§ Required work
Gather the lines from the material that contain "SCFA".

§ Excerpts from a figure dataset
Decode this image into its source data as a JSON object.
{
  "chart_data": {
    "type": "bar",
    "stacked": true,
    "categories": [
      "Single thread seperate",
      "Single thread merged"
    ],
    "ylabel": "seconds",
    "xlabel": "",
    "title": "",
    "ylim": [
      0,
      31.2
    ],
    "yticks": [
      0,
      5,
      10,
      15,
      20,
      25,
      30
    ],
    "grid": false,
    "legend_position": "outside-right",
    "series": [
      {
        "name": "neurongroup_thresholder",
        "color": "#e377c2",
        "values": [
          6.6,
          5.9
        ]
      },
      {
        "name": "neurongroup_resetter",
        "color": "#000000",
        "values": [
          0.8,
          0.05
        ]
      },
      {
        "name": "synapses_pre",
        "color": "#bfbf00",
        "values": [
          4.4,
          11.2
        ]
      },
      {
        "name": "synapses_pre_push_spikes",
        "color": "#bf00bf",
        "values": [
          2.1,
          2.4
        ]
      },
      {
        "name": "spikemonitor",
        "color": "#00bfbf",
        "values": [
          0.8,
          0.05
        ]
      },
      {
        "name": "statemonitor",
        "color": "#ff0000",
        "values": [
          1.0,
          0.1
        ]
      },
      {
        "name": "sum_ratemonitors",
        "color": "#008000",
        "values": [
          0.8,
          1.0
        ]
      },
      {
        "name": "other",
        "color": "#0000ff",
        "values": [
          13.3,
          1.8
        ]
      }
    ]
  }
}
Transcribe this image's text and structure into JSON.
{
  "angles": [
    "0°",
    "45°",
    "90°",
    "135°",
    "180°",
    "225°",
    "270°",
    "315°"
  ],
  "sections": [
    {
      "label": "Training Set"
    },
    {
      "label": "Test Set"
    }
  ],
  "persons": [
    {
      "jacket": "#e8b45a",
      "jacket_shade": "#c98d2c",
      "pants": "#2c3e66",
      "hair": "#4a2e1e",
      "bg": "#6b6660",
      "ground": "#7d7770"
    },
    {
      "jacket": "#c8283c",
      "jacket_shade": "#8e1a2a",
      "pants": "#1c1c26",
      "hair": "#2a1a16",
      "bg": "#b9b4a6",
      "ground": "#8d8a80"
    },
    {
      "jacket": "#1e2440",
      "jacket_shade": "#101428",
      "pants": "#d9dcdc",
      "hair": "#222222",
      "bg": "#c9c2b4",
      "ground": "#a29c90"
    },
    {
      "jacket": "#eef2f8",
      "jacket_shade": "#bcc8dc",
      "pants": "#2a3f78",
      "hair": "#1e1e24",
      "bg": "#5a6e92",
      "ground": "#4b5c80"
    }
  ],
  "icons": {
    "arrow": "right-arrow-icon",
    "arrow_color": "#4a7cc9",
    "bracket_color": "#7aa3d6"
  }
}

==

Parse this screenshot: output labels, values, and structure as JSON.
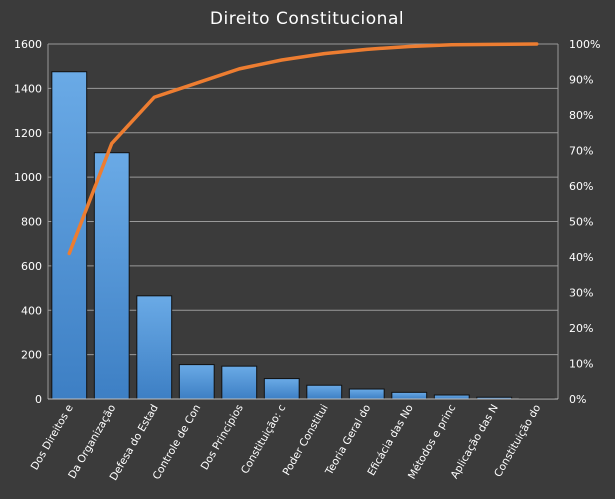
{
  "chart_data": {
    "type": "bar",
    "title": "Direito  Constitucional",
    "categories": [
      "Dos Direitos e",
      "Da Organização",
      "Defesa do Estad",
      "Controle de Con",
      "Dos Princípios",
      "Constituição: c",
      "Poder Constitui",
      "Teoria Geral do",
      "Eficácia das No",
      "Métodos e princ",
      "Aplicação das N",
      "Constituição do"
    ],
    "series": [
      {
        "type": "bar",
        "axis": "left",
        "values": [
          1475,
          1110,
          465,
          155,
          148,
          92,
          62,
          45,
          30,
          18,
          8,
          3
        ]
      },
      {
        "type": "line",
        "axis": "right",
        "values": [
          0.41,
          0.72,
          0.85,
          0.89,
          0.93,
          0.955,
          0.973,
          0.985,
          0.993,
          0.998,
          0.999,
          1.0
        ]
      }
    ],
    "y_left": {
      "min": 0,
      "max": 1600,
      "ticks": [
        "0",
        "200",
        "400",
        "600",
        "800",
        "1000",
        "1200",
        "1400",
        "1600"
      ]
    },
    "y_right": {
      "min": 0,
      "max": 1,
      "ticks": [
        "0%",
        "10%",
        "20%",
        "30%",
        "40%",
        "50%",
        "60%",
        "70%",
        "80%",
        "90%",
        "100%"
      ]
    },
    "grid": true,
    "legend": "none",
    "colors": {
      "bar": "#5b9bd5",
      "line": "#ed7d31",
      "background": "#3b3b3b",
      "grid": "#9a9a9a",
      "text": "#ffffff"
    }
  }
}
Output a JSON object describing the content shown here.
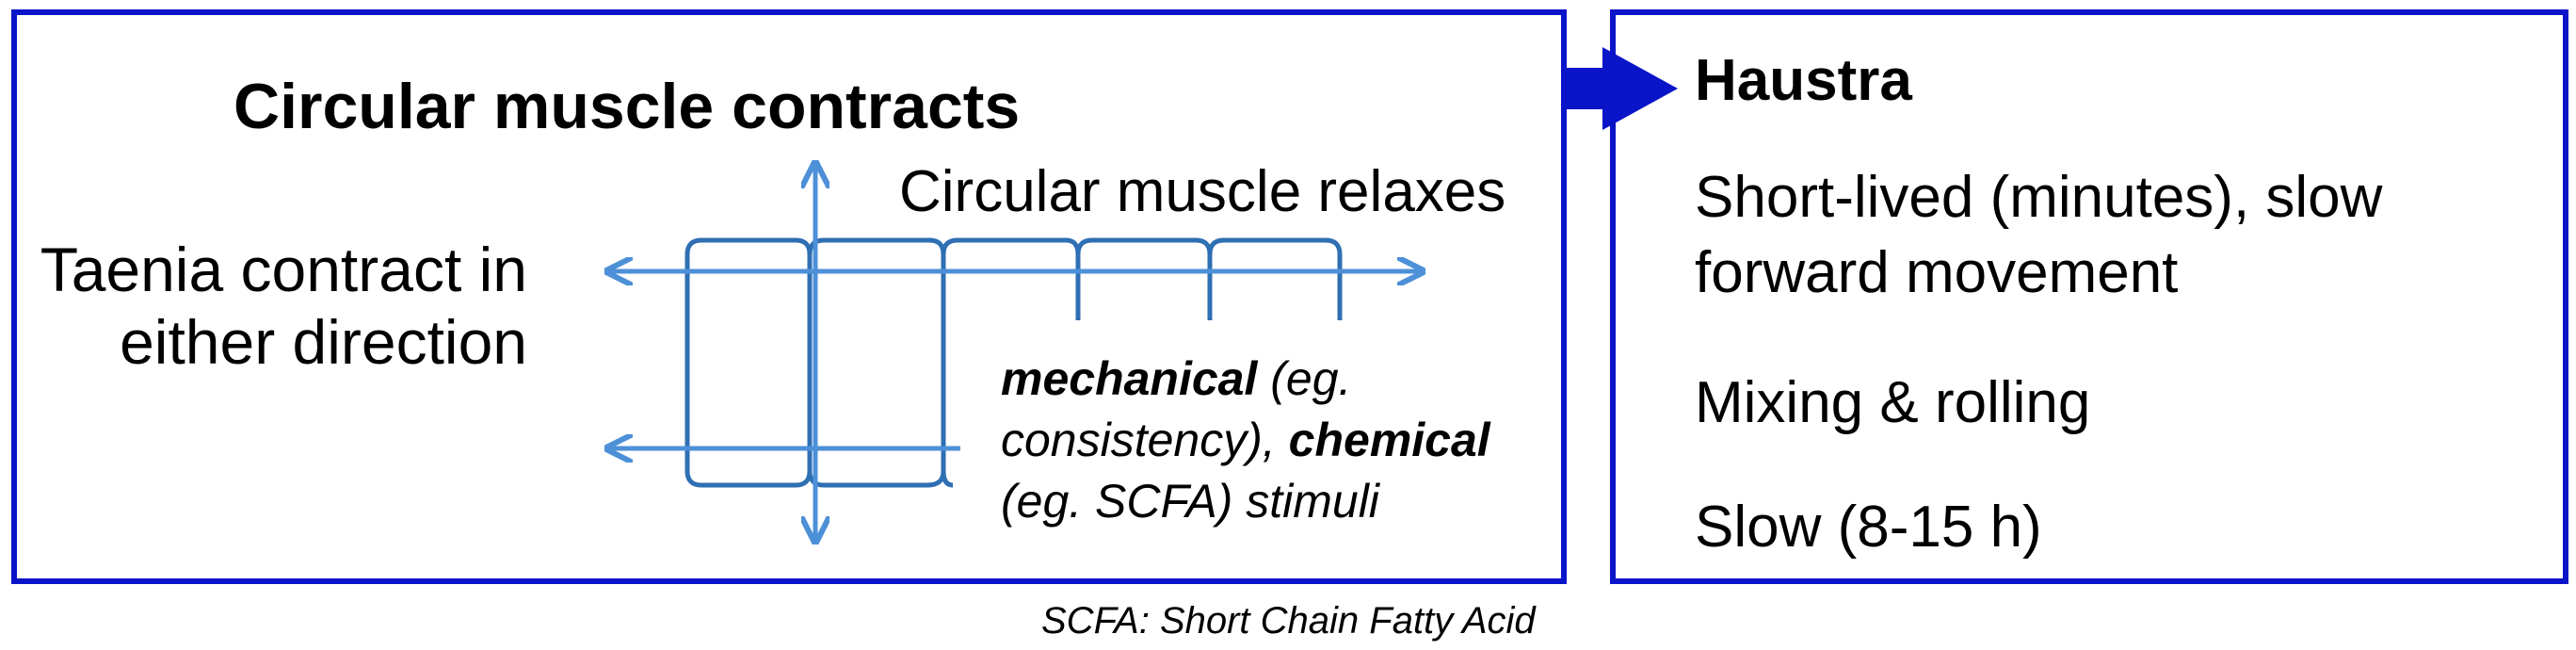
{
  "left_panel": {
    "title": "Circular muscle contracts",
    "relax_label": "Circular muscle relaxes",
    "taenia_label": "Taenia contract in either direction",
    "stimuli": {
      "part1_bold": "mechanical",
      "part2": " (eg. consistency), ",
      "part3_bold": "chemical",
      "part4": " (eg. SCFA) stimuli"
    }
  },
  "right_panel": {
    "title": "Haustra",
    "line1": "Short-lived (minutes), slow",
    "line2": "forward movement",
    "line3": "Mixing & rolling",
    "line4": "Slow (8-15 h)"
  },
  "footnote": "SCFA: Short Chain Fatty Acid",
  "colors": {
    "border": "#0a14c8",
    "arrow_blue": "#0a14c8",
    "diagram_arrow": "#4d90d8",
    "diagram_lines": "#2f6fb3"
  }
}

--

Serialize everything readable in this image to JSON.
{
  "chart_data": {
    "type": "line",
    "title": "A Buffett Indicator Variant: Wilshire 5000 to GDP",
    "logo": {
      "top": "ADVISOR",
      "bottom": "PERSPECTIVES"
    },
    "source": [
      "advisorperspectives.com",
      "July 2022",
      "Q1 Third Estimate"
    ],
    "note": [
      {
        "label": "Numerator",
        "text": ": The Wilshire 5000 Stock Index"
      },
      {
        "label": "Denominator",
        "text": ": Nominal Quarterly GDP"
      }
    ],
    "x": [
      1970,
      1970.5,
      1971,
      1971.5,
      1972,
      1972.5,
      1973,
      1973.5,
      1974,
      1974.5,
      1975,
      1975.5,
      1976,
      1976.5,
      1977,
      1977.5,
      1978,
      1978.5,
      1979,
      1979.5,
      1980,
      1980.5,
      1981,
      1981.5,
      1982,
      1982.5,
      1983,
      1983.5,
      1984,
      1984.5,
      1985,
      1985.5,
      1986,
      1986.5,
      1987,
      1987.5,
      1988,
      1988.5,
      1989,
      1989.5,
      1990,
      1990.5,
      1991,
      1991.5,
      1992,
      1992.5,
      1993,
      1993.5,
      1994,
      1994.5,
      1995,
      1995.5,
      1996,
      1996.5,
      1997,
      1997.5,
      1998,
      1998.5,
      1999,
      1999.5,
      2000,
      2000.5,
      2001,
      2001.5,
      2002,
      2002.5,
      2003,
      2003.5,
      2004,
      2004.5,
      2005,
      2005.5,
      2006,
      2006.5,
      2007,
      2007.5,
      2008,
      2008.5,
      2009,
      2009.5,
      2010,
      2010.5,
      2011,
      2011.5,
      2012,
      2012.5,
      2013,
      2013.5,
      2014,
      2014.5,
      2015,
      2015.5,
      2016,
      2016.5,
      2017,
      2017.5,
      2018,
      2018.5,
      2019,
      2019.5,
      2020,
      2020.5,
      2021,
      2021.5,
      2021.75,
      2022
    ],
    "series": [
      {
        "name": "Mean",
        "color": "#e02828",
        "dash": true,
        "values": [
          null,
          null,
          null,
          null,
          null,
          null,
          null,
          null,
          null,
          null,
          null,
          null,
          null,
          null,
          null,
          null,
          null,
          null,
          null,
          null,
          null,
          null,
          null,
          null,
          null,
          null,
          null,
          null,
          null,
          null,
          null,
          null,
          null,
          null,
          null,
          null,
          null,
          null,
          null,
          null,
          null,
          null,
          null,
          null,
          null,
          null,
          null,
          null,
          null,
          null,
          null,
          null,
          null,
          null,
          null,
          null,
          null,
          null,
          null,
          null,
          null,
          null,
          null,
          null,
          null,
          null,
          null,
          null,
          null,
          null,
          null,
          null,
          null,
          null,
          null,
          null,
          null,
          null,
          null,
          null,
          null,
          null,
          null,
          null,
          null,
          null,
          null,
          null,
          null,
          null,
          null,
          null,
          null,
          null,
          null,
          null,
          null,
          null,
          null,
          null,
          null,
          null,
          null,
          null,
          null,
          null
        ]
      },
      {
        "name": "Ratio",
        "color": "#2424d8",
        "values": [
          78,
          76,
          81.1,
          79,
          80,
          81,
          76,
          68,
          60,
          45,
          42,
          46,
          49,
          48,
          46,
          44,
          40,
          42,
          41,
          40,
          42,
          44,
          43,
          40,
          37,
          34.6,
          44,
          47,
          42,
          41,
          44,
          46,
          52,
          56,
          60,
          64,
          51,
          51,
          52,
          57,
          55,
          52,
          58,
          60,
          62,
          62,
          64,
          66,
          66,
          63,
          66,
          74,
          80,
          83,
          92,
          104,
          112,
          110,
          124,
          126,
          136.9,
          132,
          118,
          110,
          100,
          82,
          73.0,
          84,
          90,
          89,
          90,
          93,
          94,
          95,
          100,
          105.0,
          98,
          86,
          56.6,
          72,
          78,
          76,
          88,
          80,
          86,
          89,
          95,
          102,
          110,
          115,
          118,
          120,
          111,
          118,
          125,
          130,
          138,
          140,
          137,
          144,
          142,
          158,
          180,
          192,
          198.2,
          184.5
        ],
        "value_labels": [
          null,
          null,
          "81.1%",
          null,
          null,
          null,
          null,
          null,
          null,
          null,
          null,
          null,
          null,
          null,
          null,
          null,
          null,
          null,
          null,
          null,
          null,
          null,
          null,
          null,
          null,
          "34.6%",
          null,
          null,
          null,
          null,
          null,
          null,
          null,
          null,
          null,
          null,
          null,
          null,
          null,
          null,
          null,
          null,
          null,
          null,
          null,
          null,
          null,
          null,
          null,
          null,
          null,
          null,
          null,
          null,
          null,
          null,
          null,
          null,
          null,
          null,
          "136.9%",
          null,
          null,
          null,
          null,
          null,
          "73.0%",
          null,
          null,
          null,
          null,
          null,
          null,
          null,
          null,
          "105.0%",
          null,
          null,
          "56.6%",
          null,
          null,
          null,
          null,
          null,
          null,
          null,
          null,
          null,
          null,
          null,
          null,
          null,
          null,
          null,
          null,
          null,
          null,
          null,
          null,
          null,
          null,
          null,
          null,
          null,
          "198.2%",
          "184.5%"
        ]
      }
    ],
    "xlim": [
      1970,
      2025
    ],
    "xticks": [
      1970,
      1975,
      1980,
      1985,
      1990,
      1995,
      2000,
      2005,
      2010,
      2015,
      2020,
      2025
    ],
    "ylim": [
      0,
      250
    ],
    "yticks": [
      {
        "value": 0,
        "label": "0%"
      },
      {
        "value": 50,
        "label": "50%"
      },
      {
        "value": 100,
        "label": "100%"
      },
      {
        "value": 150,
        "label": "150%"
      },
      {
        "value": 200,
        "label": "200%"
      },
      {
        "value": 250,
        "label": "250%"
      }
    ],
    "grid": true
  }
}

§ Solution to this task
      "part4": " (eg. SCFA) stimuli"
  "footnote": "SCFA: Short Chain Fatty Acid",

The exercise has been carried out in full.